[Start INPUT MATERIAL]

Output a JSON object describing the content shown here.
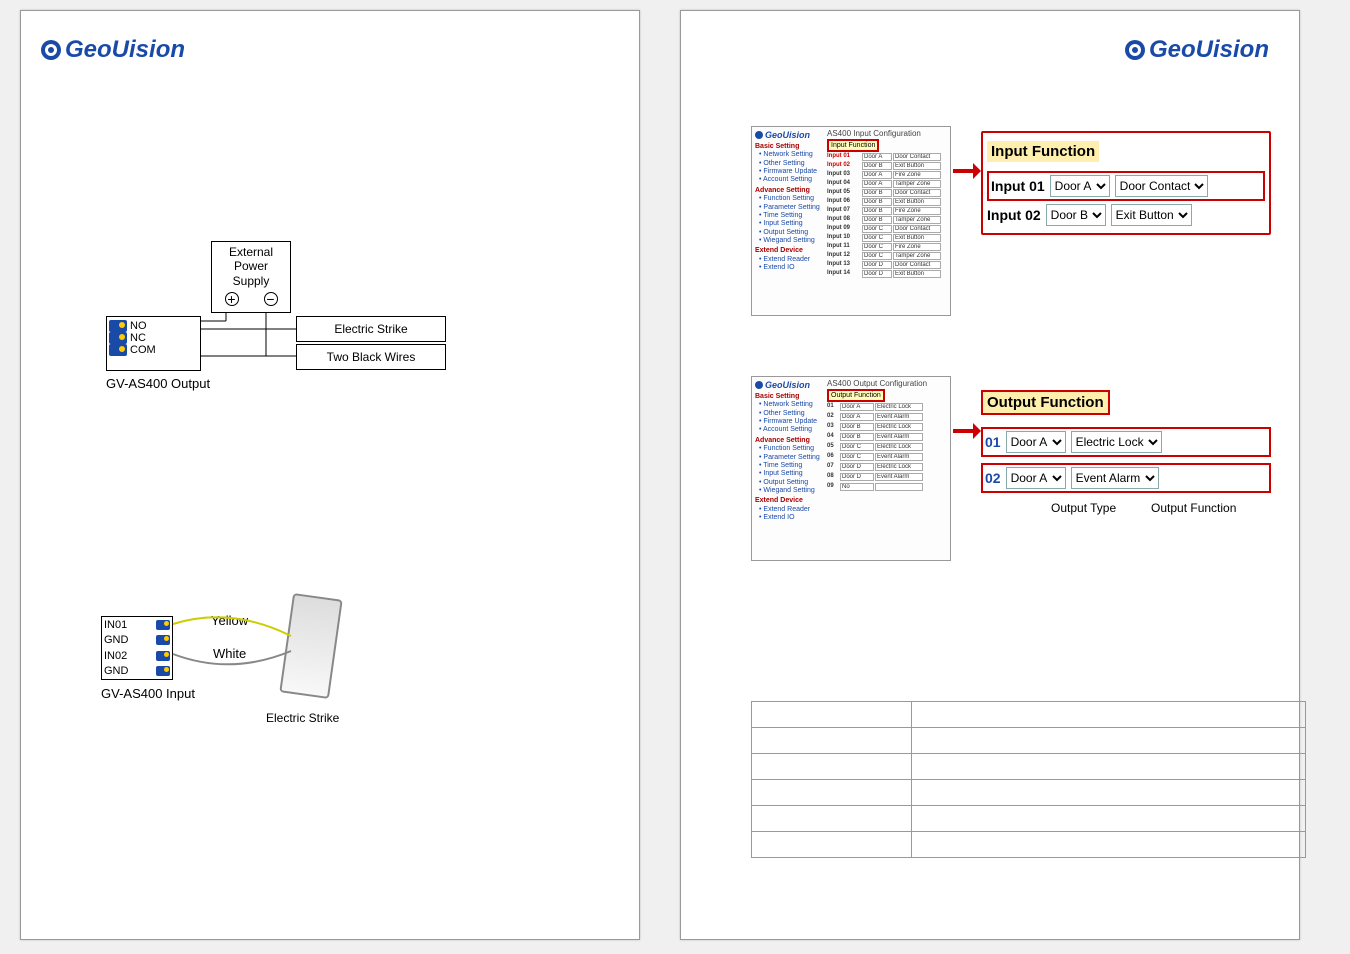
{
  "brand": "GeoUision",
  "left_page": {
    "diagram1": {
      "external_power": "External\nPower\nSupply",
      "plus": "+",
      "minus": "−",
      "out_labels": [
        "NO",
        "NC",
        "COM"
      ],
      "right_box1": "Electric Strike",
      "right_box2": "Two Black Wires",
      "caption": "GV-AS400 Output"
    },
    "diagram2": {
      "in_labels": [
        "IN01",
        "GND",
        "IN02",
        "GND"
      ],
      "yellow": "Yellow",
      "white": "White",
      "caption": "GV-AS400 Input",
      "strike_label": "Electric Strike"
    }
  },
  "right_page": {
    "input_fig": {
      "panel_title": "AS400 Input Configuration",
      "panel_header": "Input Function",
      "sidebar": {
        "brand": "GeoUision",
        "basic": "Basic Setting",
        "items1": [
          "Network Setting",
          "Other Setting",
          "Firmware Update",
          "Account Setting"
        ],
        "advance": "Advance Setting",
        "items2": [
          "Function Setting",
          "Parameter Setting",
          "Time Setting",
          "Input Setting",
          "Output Setting",
          "Wiegand Setting"
        ],
        "extend": "Extend Device",
        "items3": [
          "Extend Reader",
          "Extend IO"
        ]
      },
      "rows": [
        {
          "label": "Input 01",
          "door": "Door A",
          "func": "Door Contact"
        },
        {
          "label": "Input 02",
          "door": "Door B",
          "func": "Exit Button"
        },
        {
          "label": "Input 03",
          "door": "Door A",
          "func": "Fire Zone"
        },
        {
          "label": "Input 04",
          "door": "Door A",
          "func": "Tamper Zone"
        },
        {
          "label": "Input 05",
          "door": "Door B",
          "func": "Door Contact"
        },
        {
          "label": "Input 06",
          "door": "Door B",
          "func": "Exit Button"
        },
        {
          "label": "Input 07",
          "door": "Door B",
          "func": "Fire Zone"
        },
        {
          "label": "Input 08",
          "door": "Door B",
          "func": "Tamper Zone"
        },
        {
          "label": "Input 09",
          "door": "Door C",
          "func": "Door Contact"
        },
        {
          "label": "Input 10",
          "door": "Door C",
          "func": "Exit Button"
        },
        {
          "label": "Input 11",
          "door": "Door C",
          "func": "Fire Zone"
        },
        {
          "label": "Input 12",
          "door": "Door C",
          "func": "Tamper Zone"
        },
        {
          "label": "Input 13",
          "door": "Door D",
          "func": "Door Contact"
        },
        {
          "label": "Input 14",
          "door": "Door D",
          "func": "Exit Button"
        }
      ],
      "zoom": {
        "title": "Input Function",
        "rows": [
          {
            "label": "Input 01",
            "door": "Door A",
            "func": "Door Contact"
          },
          {
            "label": "Input 02",
            "door": "Door B",
            "func": "Exit Button"
          }
        ]
      }
    },
    "output_fig": {
      "panel_title": "AS400 Output Configuration",
      "panel_header": "Output Function",
      "sidebar": {
        "brand": "GeoUision",
        "basic": "Basic Setting",
        "items1": [
          "Network Setting",
          "Other Setting",
          "Firmware Update",
          "Account Setting"
        ],
        "advance": "Advance Setting",
        "items2": [
          "Function Setting",
          "Parameter Setting",
          "Time Setting",
          "Input Setting",
          "Output Setting",
          "Wiegand Setting"
        ],
        "extend": "Extend Device",
        "items3": [
          "Extend Reader",
          "Extend IO"
        ]
      },
      "rows": [
        {
          "num": "01",
          "door": "Door A",
          "func": "Electric Lock"
        },
        {
          "num": "02",
          "door": "Door A",
          "func": "Event Alarm"
        },
        {
          "num": "03",
          "door": "Door B",
          "func": "Electric Lock"
        },
        {
          "num": "04",
          "door": "Door B",
          "func": "Event Alarm"
        },
        {
          "num": "05",
          "door": "Door C",
          "func": "Electric Lock"
        },
        {
          "num": "06",
          "door": "Door C",
          "func": "Event Alarm"
        },
        {
          "num": "07",
          "door": "Door D",
          "func": "Electric Lock"
        },
        {
          "num": "08",
          "door": "Door D",
          "func": "Event Alarm"
        },
        {
          "num": "09",
          "door": "No Function",
          "func": ""
        }
      ],
      "zoom": {
        "title": "Output Function",
        "rows": [
          {
            "num": "01",
            "door": "Door A",
            "func": "Electric Lock"
          },
          {
            "num": "02",
            "door": "Door A",
            "func": "Event Alarm"
          }
        ],
        "below_labels": [
          "Output Type",
          "Output Function"
        ]
      }
    }
  }
}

[End INPUT MATERIAL]

• EXERCISE
Restate the data above word for word. Do not include the images.

• RESPONSE
Output a JSON object describing the content shown here.
{
  "brand": "GeoUision",
  "left_page": {
    "diagram1": {
      "external_power": "External\nPower\nSupply",
      "plus": "+",
      "minus": "−",
      "out_labels": [
        "NO",
        "NC",
        "COM"
      ],
      "right_box1": "Electric Strike",
      "right_box2": "Two Black Wires",
      "caption": "GV-AS400 Output"
    },
    "diagram2": {
      "in_labels": [
        "IN01",
        "GND",
        "IN02",
        "GND"
      ],
      "yellow": "Yellow",
      "white": "White",
      "caption": "GV-AS400 Input",
      "strike_label": "Electric Strike"
    }
  },
  "right_page": {
    "input_fig": {
      "panel_title": "AS400 Input Configuration",
      "panel_header": "Input Function",
      "sidebar": {
        "brand": "GeoUision",
        "basic": "Basic Setting",
        "items1": [
          "Network Setting",
          "Other Setting",
          "Firmware Update",
          "Account Setting"
        ],
        "advance": "Advance Setting",
        "items2": [
          "Function Setting",
          "Parameter Setting",
          "Time Setting",
          "Input Setting",
          "Output Setting",
          "Wiegand Setting"
        ],
        "extend": "Extend Device",
        "items3": [
          "Extend Reader",
          "Extend IO"
        ]
      },
      "rows": [
        {
          "label": "Input 01",
          "door": "Door A",
          "func": "Door Contact"
        },
        {
          "label": "Input 02",
          "door": "Door B",
          "func": "Exit Button"
        },
        {
          "label": "Input 03",
          "door": "Door A",
          "func": "Fire Zone"
        },
        {
          "label": "Input 04",
          "door": "Door A",
          "func": "Tamper Zone"
        },
        {
          "label": "Input 05",
          "door": "Door B",
          "func": "Door Contact"
        },
        {
          "label": "Input 06",
          "door": "Door B",
          "func": "Exit Button"
        },
        {
          "label": "Input 07",
          "door": "Door B",
          "func": "Fire Zone"
        },
        {
          "label": "Input 08",
          "door": "Door B",
          "func": "Tamper Zone"
        },
        {
          "label": "Input 09",
          "door": "Door C",
          "func": "Door Contact"
        },
        {
          "label": "Input 10",
          "door": "Door C",
          "func": "Exit Button"
        },
        {
          "label": "Input 11",
          "door": "Door C",
          "func": "Fire Zone"
        },
        {
          "label": "Input 12",
          "door": "Door C",
          "func": "Tamper Zone"
        },
        {
          "label": "Input 13",
          "door": "Door D",
          "func": "Door Contact"
        },
        {
          "label": "Input 14",
          "door": "Door D",
          "func": "Exit Button"
        }
      ],
      "zoom": {
        "title": "Input Function",
        "rows": [
          {
            "label": "Input 01",
            "door": "Door A",
            "func": "Door Contact"
          },
          {
            "label": "Input 02",
            "door": "Door B",
            "func": "Exit Button"
          }
        ]
      }
    },
    "output_fig": {
      "panel_title": "AS400 Output Configuration",
      "panel_header": "Output Function",
      "sidebar": {
        "brand": "GeoUision",
        "basic": "Basic Setting",
        "items1": [
          "Network Setting",
          "Other Setting",
          "Firmware Update",
          "Account Setting"
        ],
        "advance": "Advance Setting",
        "items2": [
          "Function Setting",
          "Parameter Setting",
          "Time Setting",
          "Input Setting",
          "Output Setting",
          "Wiegand Setting"
        ],
        "extend": "Extend Device",
        "items3": [
          "Extend Reader",
          "Extend IO"
        ]
      },
      "rows": [
        {
          "num": "01",
          "door": "Door A",
          "func": "Electric Lock"
        },
        {
          "num": "02",
          "door": "Door A",
          "func": "Event Alarm"
        },
        {
          "num": "03",
          "door": "Door B",
          "func": "Electric Lock"
        },
        {
          "num": "04",
          "door": "Door B",
          "func": "Event Alarm"
        },
        {
          "num": "05",
          "door": "Door C",
          "func": "Electric Lock"
        },
        {
          "num": "06",
          "door": "Door C",
          "func": "Event Alarm"
        },
        {
          "num": "07",
          "door": "Door D",
          "func": "Electric Lock"
        },
        {
          "num": "08",
          "door": "Door D",
          "func": "Event Alarm"
        },
        {
          "num": "09",
          "door": "No Function",
          "func": ""
        }
      ],
      "zoom": {
        "title": "Output Function",
        "rows": [
          {
            "num": "01",
            "door": "Door A",
            "func": "Electric Lock"
          },
          {
            "num": "02",
            "door": "Door A",
            "func": "Event Alarm"
          }
        ],
        "below_labels": [
          "Output Type",
          "Output Function"
        ]
      }
    }
  }
}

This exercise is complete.